Instructions to follow ::
Reproduce the entries in full, with no changes.

Given records ::
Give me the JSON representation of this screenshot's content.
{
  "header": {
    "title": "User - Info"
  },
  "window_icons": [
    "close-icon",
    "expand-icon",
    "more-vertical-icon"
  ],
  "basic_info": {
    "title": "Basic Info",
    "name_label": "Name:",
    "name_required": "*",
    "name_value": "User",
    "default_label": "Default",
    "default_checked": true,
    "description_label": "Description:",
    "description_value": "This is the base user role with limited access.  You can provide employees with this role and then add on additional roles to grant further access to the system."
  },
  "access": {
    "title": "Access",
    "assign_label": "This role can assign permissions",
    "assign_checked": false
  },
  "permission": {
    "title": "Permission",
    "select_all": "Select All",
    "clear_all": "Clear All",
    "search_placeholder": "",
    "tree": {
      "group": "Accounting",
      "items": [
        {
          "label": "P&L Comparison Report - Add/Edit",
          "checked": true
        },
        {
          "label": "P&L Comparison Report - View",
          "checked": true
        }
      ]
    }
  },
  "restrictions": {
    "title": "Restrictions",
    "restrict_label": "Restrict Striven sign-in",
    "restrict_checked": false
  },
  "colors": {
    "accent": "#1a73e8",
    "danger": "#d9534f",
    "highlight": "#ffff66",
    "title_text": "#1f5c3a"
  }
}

Task output ::
Give me the JSON representation of this screenshot's content.
{
  "header": {
    "title": "User - Info"
  },
  "window_icons": [
    "close-icon",
    "expand-icon",
    "more-vertical-icon"
  ],
  "basic_info": {
    "title": "Basic Info",
    "name_label": "Name:",
    "name_required": "*",
    "name_value": "User",
    "default_label": "Default",
    "default_checked": true,
    "description_label": "Description:",
    "description_value": "This is the base user role with limited access.  You can provide employees with this role and then add on additional roles to grant further access to the system."
  },
  "access": {
    "title": "Access",
    "assign_label": "This role can assign permissions",
    "assign_checked": false
  },
  "permission": {
    "title": "Permission",
    "select_all": "Select All",
    "clear_all": "Clear All",
    "search_placeholder": "",
    "tree": {
      "group": "Accounting",
      "items": [
        {
          "label": "P&L Comparison Report - Add/Edit",
          "checked": true
        },
        {
          "label": "P&L Comparison Report - View",
          "checked": true
        }
      ]
    }
  },
  "restrictions": {
    "title": "Restrictions",
    "restrict_label": "Restrict Striven sign-in",
    "restrict_checked": false
  },
  "colors": {
    "accent": "#1a73e8",
    "danger": "#d9534f",
    "highlight": "#ffff66",
    "title_text": "#1f5c3a"
  }
}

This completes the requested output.